Work required:
Copy the lines below exactly as they appear, from the line containing "Patent image size: (842, 454)." to the line containing "The component 116 is at (422, 224).", including both.

Provided records:
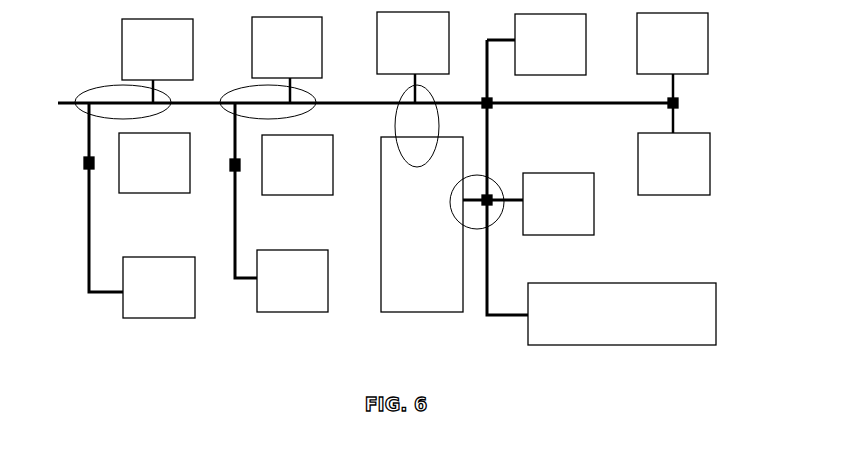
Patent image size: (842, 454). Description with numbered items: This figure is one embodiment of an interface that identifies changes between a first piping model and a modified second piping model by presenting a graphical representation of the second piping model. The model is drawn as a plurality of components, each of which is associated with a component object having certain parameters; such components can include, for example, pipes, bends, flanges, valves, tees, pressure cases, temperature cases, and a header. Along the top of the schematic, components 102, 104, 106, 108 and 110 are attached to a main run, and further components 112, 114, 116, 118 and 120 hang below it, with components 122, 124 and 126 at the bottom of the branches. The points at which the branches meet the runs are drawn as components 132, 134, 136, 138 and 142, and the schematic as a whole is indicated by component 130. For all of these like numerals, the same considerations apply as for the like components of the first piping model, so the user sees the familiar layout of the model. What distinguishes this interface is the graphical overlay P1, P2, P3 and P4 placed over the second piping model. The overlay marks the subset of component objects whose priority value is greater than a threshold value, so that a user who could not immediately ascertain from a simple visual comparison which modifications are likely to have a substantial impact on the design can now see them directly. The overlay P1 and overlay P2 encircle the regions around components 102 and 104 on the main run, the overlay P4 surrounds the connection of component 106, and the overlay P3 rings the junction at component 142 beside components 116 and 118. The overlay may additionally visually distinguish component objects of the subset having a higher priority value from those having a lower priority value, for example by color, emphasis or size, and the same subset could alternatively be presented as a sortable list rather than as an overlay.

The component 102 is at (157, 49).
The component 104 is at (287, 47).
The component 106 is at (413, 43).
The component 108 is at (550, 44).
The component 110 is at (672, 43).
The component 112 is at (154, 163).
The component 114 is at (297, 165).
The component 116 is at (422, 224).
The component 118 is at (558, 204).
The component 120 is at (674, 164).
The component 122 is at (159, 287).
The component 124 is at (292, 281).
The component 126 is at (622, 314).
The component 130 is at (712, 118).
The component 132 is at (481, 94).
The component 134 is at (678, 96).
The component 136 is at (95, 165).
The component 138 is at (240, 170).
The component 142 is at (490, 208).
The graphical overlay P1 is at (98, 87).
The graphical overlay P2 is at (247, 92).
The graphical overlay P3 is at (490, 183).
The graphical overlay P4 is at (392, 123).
---
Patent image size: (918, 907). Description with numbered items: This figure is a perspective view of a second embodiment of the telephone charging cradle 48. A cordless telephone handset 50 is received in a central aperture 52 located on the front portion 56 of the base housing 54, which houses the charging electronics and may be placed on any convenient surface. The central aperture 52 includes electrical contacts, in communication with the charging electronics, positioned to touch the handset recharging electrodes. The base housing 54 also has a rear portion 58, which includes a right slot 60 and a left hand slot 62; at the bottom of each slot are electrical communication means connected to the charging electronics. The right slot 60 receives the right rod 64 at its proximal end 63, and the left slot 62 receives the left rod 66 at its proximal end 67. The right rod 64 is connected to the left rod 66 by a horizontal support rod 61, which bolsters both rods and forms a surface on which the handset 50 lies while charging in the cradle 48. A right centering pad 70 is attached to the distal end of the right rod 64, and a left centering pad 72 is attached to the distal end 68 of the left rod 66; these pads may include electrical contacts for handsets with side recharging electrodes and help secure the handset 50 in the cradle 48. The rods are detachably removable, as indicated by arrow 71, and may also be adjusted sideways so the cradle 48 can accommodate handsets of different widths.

Exercise output:
Patent image size: (842, 454). Description with numbered items: This figure is one embodiment of an interface that identifies changes between a first piping model and a modified second piping model by presenting a graphical representation of the second piping model. The model is drawn as a plurality of components, each of which is associated with a component object having certain parameters; such components can include, for example, pipes, bends, flanges, valves, tees, pressure cases, temperature cases, and a header. Along the top of the schematic, components 102, 104, 106, 108 and 110 are attached to a main run, and further components 112, 114, 116, 118 and 120 hang below it, with components 122, 124 and 126 at the bottom of the branches. The points at which the branches meet the runs are drawn as components 132, 134, 136, 138 and 142, and the schematic as a whole is indicated by component 130. For all of these like numerals, the same considerations apply as for the like components of the first piping model, so the user sees the familiar layout of the model. What distinguishes this interface is the graphical overlay P1, P2, P3 and P4 placed over the second piping model. The overlay marks the subset of component objects whose priority value is greater than a threshold value, so that a user who could not immediately ascertain from a simple visual comparison which modifications are likely to have a substantial impact on the design can now see them directly. The overlay P1 and overlay P2 encircle the regions around components 102 and 104 on the main run, the overlay P4 surrounds the connection of component 106, and the overlay P3 rings the junction at component 142 beside components 116 and 118. The overlay may additionally visually distinguish component objects of the subset having a higher priority value from those having a lower priority value, for example by color, emphasis or size, and the same subset could alternatively be presented as a sortable list rather than as an overlay.

The component 102 is at (157, 49).
The component 104 is at (287, 47).
The component 106 is at (413, 43).
The component 108 is at (550, 44).
The component 110 is at (672, 43).
The component 112 is at (154, 163).
The component 114 is at (297, 165).
The component 116 is at (422, 224).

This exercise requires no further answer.